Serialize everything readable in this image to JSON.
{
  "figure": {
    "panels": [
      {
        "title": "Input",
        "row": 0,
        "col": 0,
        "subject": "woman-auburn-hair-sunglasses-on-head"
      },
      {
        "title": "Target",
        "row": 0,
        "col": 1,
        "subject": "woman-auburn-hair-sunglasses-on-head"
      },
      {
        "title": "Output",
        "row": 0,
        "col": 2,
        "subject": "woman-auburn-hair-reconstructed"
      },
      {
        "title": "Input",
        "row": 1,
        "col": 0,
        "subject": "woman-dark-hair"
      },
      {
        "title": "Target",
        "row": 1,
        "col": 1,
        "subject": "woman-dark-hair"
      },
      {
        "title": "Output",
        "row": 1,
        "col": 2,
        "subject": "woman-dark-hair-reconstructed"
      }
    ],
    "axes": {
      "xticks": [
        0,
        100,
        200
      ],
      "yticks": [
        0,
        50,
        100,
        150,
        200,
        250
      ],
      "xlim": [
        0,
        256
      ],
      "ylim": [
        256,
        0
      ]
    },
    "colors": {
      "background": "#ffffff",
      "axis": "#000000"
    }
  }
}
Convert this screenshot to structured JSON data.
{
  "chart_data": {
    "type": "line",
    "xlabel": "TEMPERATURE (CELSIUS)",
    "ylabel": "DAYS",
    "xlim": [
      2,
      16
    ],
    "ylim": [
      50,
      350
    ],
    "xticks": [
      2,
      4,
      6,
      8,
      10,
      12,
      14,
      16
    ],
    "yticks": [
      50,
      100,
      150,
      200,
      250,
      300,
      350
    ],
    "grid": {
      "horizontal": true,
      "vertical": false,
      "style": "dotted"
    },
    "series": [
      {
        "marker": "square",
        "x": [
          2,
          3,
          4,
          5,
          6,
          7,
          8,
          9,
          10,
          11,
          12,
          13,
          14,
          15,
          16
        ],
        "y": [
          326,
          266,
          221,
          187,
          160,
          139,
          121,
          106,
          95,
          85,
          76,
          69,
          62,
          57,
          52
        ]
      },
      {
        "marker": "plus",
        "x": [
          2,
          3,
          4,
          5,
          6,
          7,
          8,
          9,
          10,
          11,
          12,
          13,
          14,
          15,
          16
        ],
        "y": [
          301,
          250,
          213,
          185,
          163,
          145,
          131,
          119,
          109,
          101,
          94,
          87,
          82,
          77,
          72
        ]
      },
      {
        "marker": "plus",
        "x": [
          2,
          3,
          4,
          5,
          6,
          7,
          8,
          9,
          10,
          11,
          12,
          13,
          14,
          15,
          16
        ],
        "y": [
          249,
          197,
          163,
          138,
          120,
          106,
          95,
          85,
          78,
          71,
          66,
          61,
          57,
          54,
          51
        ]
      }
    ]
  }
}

------------------------------------

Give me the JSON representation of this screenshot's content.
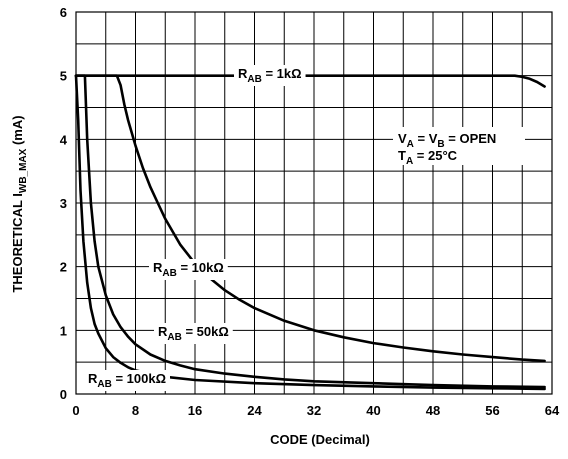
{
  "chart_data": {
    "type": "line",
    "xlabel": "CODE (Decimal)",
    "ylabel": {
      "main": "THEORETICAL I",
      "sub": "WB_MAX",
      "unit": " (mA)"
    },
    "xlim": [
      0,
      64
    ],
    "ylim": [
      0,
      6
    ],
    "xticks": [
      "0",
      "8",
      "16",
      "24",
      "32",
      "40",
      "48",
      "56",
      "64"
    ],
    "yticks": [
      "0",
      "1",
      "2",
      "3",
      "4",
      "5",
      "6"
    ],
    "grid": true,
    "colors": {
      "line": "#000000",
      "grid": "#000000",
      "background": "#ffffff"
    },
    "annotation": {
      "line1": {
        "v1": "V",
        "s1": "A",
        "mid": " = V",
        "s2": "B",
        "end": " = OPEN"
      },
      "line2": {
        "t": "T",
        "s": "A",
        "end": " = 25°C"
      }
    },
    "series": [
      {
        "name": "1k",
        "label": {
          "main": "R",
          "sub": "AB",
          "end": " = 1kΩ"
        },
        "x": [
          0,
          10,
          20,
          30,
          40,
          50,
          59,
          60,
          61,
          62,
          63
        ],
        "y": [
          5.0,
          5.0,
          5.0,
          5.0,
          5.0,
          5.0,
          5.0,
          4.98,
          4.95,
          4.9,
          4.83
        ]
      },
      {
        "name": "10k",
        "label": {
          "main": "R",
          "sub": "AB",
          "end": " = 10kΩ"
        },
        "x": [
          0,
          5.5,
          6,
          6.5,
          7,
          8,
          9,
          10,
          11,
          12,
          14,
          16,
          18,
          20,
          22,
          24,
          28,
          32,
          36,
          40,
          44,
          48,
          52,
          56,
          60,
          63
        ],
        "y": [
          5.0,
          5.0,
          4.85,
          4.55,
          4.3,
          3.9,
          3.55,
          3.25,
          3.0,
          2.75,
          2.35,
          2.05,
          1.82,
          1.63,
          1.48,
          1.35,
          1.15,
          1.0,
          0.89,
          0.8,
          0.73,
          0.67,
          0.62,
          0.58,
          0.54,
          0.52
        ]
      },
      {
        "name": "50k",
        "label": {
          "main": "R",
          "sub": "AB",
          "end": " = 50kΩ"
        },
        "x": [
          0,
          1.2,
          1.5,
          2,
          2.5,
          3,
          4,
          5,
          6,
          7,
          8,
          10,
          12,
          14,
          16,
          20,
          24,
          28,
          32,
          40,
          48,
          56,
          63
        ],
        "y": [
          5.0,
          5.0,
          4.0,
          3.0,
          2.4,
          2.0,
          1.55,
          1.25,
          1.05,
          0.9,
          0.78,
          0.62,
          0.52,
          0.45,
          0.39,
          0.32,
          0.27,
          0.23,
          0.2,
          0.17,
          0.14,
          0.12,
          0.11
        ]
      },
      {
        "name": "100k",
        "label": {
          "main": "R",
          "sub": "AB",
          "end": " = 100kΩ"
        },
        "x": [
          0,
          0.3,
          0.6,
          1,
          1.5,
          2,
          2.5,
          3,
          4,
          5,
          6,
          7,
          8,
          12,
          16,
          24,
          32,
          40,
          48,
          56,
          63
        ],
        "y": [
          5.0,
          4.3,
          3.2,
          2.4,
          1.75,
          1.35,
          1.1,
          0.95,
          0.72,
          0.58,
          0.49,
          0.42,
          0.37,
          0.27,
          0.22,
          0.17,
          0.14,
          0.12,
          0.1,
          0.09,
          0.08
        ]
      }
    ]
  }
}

------------------------------------

## Exercise prompt
In the entries above, find each line with the string "JSON" and copy it.

## Answer to the task
Serialize everything readable in this image to JSON.
Convert this screenshot to structured JSON data.
Give me the JSON representation of this screenshot's content.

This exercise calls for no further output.